◆ **Passage**:
Re: Color management in web browsers
Re: Color management in web browsers
- Subject: Re: Color management in web browsers
- From: Tom Lianza <email@hidden>
- Date: Sun, 01 May 2011 20:43:20 -0400
- Thread-topic: Color management in web browsers
Hi Mark
“What I reject in principle is your apparent view that because a small
segment of the market is affected by these issues their concerns can be set
aside. “
Mark, that is not the reason the problem is not addressed. It was NEVER
part of the Web specification, that is the reason it is not addressed.
My own feeling is that color management “on the web” will not be handled by
a browser, but by a web application. There are solutions to this, but they
won’t be free.
“I create in a Lightroom gallery and how those galleries look in a
web-browser at least on the same colour-managed display (I know they won't
look the same on someone else' non-managed display, but that isn't the
industry's problem, it is the users'.). I get that in Safari, but not in
Firefox and IE.”
This makes absolutely no sense. Browsers are supposed to display pixel for
pixel color, there should be no “rendering”. If images are converted to
sRGB they should all appear alike on each browser. Color management has
nothing to do with this. I noted that Google chrome uses Quicktime to
preview a tif file in a browser window. There, all bets are off. How does
quicktime manage color? It certainly has nothing to do with the browser
because Chrome is not color managed.
Try running the HTML test on the ICC web site: www.color.org on the right
hand side of the page, there is a link that says “is your system version 4
ready” Load the HTML page into each browser and check the result. That
will tell you if the browser respects profiles in HTML. You can run the
same test for PDF.
Please tell me how you link to a Lightroom gallery in a web browser. I
would like to test this path with some tools that I have.
Regards,
Tom
On 5/1/11 11:55 AM, "MARK SEGAL" <email@hidden> wrote:
> Tom,
>
> What I reject in principle is your apparent view that because a small segment
> of the market is affected by these issues their concerns can be set aside.
>
> You are in the colour management business. That business caters to the people
> who want colour management, not to whatever percentage of the world doesn't
> even know what the term means. By definition your market is a small microcosm
> of all the people who look at screens of whatever type. So if that's your
> market, that's who you need to satisfy.
>
> By "you" I don't mean you personally - I mean the colour management industry
> as a whole, and the committees who advise it.
>
> My display is VERY well colour-managed. Maybe that's the problem - it allows
> me to see what's really going on. I do not post ARGB(98) images on a web
> browser. I'm talking sRGB.
>
> To be clear, what I mean by "standards" is that I want reasonable consistency
> between the colours I create in a Lightroom gallery and how those galleries
> look in a web-browser at least on the same colour-managed display (I know they
> won't look the same on someone else' non-managed display, but that isn't the
> industry's problem, it is the users'.). I get that in Safari, but not in
> Firefox and IE. So you are telling me the problem is my display and not the
> browsers? How could that be if my display is well-managed, the galleries are
> created "web-correct" in sRGB, and they look fine in one browser but not two
> others? Is it possible that these browsers are not standards-compliant in
> terms of how they render colour? And have you looked into why it can happen
> that galleries created with Adobe Flash are even less colour-reliable than
> standard HTML-based galleries?

◆ **Source material**:
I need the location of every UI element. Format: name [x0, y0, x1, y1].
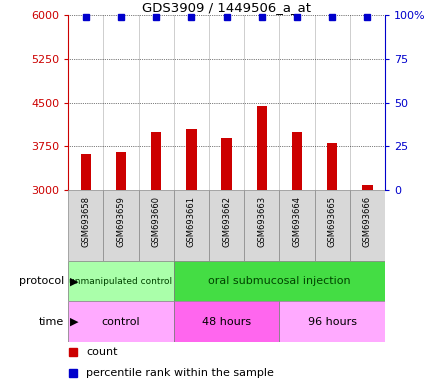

◆ **What to do**: Continue the mailing-list post on color management in web browsers from the point where it stops.

◆ **Final result**:
>
> At the bottom of all these questions, the basic issue here is that getting any
> kind of consistency between a colour-managed workflow at the
> (colour-management aware) photographer's end and what comes out on a web
> browser is a crap-shoot. The whole purpose of colour management is that it
> should be consistent and predictable. It isn't pilot error, so the industry
> needs to address why this is happening, and solve it.
>
> Mark
>
>
> From: Tom Lianza <email@hidden>
> To: MARK SEGAL <email@hidden>; edmund ronald <email@hidden>
> Cc: ColorSync Users Mailing List <email@hidden>
> Sent: Sun, May 1, 2011 9:03:40 AM
> Subject: Re: Color management in web browsers
>
> Re: Color management in web browsers Mark and all,
>
> Every wide gamut display that I know of, has an adjustment to Rec.709/sRGB
> primaries. Mark, if you carefully prepared your images to CMYK/Fogra39
> standards, and someone printed them incorrectly, say to SWOP standards who is
> at fault? In your own home, you can adjust your TV to many different looks,
> none of which are “standard” because you don’t have the proper tools to set up
> for the standard. If you are posting ADOBE RGB images to the web, you are
> violating the WEB standard. If sRGB images appear over-saturated and
> unbalanced, the problem is with the display calibration, it has nothing to do
> with a web browser and definitely nothing to do with standards.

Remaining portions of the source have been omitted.